• [Available records]
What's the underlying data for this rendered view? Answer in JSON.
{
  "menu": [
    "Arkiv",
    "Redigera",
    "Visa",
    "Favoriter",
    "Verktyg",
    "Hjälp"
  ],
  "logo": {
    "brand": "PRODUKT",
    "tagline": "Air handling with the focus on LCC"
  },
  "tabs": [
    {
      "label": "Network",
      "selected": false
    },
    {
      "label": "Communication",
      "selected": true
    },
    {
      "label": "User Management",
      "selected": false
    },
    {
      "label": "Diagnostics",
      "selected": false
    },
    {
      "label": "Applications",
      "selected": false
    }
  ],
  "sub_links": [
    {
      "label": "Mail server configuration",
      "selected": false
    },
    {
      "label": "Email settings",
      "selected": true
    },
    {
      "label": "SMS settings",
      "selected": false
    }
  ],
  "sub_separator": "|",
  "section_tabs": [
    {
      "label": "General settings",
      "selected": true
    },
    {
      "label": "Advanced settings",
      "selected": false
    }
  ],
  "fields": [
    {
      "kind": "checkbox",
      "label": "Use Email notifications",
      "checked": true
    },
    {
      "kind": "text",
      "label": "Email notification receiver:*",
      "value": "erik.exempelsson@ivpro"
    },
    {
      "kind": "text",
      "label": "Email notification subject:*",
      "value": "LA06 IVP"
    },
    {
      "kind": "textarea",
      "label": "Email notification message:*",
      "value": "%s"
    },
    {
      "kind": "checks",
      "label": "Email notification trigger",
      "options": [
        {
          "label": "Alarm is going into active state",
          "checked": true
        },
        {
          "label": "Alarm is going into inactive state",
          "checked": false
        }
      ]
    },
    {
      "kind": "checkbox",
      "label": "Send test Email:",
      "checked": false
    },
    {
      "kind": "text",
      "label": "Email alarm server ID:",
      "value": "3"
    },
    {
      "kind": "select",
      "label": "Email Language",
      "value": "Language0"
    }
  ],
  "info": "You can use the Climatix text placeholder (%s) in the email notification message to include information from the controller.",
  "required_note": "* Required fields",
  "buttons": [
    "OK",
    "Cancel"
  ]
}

• [Task to complete]
Return the listing above word for word.

• [Written response]
What's the underlying data for this rendered view? Answer in JSON.
{
  "menu": [
    "Arkiv",
    "Redigera",
    "Visa",
    "Favoriter",
    "Verktyg",
    "Hjälp"
  ],
  "logo": {
    "brand": "PRODUKT",
    "tagline": "Air handling with the focus on LCC"
  },
  "tabs": [
    {
      "label": "Network",
      "selected": false
    },
    {
      "label": "Communication",
      "selected": true
    },
    {
      "label": "User Management",
      "selected": false
    },
    {
      "label": "Diagnostics",
      "selected": false
    },
    {
      "label": "Applications",
      "selected": false
    }
  ],
  "sub_links": [
    {
      "label": "Mail server configuration",
      "selected": false
    },
    {
      "label": "Email settings",
      "selected": true
    },
    {
      "label": "SMS settings",
      "selected": false
    }
  ],
  "sub_separator": "|",
  "section_tabs": [
    {
      "label": "General settings",
      "selected": true
    },
    {
      "label": "Advanced settings",
      "selected": false
    }
  ],
  "fields": [
    {
      "kind": "checkbox",
      "label": "Use Email notifications",
      "checked": true
    },
    {
      "kind": "text",
      "label": "Email notification receiver:*",
      "value": "erik.exempelsson@ivpro"
    },
    {
      "kind": "text",
      "label": "Email notification subject:*",
      "value": "LA06 IVP"
    },
    {
      "kind": "textarea",
      "label": "Email notification message:*",
      "value": "%s"
    },
    {
      "kind": "checks",
      "label": "Email notification trigger",
      "options": [
        {
          "label": "Alarm is going into active state",
          "checked": true
        },
        {
          "label": "Alarm is going into inactive state",
          "checked": false
        }
      ]
    },
    {
      "kind": "checkbox",
      "label": "Send test Email:",
      "checked": false
    },
    {
      "kind": "text",
      "label": "Email alarm server ID:",
      "value": "3"
    },
    {
      "kind": "select",
      "label": "Email Language",
      "value": "Language0"
    }
  ],
  "info": "You can use the Climatix text placeholder (%s) in the email notification message to include information from the controller.",
  "required_note": "* Required fields",
  "buttons": [
    "OK",
    "Cancel"
  ]
}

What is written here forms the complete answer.